- Dataset -
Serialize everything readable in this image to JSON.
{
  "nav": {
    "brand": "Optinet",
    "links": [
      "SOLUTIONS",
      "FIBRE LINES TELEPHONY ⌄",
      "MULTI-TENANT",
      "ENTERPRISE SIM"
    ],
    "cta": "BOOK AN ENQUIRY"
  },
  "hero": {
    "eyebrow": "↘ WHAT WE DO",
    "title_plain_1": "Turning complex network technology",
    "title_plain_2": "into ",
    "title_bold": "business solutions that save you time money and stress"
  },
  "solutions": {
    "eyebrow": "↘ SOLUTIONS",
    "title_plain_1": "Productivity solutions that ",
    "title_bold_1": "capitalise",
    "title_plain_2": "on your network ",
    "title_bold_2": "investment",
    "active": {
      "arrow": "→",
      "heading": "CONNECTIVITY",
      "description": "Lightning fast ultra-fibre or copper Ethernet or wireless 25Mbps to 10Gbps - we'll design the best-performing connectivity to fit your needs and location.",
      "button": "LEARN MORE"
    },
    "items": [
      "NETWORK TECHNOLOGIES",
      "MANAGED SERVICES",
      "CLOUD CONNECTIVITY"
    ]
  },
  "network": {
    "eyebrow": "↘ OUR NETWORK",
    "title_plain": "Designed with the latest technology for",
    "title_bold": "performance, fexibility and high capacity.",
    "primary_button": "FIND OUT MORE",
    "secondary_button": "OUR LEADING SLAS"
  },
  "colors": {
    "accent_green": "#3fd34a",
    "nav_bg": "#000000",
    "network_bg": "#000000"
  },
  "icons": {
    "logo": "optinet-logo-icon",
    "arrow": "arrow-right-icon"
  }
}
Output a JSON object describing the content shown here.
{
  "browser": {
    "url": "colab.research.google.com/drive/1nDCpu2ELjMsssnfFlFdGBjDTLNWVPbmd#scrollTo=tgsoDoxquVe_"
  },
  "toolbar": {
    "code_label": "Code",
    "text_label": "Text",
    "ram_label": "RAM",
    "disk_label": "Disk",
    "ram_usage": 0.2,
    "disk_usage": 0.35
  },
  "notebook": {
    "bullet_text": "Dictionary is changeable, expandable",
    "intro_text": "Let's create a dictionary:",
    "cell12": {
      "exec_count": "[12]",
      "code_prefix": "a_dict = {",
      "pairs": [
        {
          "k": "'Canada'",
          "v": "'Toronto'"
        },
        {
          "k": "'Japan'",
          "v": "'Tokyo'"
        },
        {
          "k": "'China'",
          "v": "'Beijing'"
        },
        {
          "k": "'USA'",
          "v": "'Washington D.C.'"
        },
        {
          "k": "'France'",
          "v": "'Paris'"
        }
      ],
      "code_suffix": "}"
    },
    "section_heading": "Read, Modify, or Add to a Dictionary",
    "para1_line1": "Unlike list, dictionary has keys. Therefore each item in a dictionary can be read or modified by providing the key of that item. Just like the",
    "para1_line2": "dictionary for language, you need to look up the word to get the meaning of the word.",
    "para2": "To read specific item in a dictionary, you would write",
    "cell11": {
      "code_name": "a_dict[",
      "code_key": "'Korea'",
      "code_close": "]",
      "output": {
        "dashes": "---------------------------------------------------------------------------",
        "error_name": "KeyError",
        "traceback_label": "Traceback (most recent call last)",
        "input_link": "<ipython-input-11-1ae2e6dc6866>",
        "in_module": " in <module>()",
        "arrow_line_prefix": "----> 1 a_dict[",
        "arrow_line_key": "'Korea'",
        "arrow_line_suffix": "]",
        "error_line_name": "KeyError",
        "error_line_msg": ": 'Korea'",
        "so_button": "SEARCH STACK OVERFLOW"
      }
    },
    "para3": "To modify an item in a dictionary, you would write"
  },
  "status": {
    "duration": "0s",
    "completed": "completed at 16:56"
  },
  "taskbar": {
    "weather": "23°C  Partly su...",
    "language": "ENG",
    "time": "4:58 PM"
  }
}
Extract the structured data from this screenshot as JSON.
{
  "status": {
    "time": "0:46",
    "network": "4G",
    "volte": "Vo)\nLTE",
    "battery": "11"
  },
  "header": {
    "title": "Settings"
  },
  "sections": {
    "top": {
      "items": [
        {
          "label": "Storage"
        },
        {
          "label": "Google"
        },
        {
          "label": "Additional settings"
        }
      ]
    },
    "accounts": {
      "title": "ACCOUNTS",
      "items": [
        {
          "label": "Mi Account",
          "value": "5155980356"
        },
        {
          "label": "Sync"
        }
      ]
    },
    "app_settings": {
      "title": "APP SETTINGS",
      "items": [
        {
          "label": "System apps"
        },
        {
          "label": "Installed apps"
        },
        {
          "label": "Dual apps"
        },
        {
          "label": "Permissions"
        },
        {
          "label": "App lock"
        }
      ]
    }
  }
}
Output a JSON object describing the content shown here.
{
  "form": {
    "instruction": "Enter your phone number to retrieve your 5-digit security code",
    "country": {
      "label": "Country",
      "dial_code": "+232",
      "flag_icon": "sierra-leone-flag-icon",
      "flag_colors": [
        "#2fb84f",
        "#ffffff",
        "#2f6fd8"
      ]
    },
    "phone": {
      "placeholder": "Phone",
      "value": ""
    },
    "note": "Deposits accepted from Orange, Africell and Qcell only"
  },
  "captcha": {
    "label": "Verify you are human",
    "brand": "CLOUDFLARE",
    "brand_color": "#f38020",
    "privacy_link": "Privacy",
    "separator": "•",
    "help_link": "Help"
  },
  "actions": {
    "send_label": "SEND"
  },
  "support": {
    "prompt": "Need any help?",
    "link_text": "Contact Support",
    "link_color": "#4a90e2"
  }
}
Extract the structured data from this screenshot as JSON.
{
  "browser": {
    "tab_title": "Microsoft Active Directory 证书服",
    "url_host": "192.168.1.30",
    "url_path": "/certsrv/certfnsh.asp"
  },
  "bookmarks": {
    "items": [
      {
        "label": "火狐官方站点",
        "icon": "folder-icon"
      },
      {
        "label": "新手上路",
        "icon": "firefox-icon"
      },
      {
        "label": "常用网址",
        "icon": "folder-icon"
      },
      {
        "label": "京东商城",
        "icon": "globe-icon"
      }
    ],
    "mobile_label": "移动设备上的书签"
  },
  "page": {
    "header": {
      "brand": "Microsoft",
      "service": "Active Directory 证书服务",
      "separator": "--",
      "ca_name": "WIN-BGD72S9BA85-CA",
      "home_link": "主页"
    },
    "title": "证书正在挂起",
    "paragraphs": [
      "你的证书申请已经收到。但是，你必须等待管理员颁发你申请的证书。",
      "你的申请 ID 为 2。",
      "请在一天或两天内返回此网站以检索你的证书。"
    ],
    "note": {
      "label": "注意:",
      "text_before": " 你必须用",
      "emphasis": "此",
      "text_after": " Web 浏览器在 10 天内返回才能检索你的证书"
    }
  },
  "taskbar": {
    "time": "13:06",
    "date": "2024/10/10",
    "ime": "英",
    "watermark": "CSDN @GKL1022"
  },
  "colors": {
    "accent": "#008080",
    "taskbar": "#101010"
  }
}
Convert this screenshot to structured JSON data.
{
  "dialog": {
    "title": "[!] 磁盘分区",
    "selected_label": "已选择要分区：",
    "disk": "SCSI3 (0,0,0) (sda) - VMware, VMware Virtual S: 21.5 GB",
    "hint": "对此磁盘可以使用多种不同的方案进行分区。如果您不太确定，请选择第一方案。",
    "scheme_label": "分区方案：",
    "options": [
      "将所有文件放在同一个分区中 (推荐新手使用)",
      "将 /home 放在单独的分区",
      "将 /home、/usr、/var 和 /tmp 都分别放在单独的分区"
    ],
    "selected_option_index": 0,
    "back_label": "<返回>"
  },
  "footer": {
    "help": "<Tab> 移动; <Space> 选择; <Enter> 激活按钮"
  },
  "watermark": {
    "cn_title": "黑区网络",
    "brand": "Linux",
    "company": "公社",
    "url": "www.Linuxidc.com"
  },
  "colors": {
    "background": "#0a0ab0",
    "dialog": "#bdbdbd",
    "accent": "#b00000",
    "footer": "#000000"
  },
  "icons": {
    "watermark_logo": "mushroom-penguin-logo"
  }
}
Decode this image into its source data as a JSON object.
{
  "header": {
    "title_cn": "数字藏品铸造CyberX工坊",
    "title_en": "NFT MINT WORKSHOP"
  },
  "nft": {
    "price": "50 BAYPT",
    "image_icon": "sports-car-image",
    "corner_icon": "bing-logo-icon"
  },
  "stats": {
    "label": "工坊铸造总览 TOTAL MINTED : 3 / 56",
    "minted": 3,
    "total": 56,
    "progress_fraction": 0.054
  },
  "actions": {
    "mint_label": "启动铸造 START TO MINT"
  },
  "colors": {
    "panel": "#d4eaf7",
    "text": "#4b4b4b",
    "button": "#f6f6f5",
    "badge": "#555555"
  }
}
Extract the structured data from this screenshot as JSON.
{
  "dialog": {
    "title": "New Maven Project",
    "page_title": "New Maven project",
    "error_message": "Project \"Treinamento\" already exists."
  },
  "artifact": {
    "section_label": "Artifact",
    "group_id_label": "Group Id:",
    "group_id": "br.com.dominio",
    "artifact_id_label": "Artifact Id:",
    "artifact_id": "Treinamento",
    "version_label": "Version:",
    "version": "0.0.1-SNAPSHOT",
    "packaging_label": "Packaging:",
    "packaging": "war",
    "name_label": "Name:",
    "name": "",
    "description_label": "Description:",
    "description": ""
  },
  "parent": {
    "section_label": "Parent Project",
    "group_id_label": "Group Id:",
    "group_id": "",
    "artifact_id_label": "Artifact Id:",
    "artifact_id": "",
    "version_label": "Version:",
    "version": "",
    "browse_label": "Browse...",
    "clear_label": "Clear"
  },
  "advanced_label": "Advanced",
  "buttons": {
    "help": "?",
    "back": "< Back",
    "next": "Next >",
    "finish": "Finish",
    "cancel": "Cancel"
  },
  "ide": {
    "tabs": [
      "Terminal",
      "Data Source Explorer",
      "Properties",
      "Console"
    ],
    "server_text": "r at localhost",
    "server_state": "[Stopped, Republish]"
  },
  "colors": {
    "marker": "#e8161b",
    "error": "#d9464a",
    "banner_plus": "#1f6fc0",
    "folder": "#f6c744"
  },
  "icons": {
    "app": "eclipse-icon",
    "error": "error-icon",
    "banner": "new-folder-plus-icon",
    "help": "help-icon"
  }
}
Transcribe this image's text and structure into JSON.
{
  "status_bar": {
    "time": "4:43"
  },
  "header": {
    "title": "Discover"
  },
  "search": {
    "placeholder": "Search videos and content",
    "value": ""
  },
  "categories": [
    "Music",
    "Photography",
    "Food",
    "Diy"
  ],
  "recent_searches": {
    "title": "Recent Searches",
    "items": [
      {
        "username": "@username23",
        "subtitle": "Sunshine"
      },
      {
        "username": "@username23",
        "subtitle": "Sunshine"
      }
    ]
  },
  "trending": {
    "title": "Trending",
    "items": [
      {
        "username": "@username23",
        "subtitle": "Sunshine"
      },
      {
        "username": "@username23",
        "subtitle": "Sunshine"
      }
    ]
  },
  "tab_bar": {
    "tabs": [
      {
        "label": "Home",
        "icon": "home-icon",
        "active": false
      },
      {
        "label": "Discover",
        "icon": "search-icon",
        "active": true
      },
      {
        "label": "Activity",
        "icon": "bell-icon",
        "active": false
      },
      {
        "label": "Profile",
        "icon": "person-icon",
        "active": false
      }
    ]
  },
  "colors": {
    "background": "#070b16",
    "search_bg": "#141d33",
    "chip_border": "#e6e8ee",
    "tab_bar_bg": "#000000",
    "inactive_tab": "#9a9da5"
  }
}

- The exercise -
Go through the entries above and copy every line containing "image".

- Full answer -
Serialize everything readable in this image to JSON.
Decode this image into its source data as a JSON object.
    "image_icon": "sports-car-image",
Transcribe this image's text and structure into JSON.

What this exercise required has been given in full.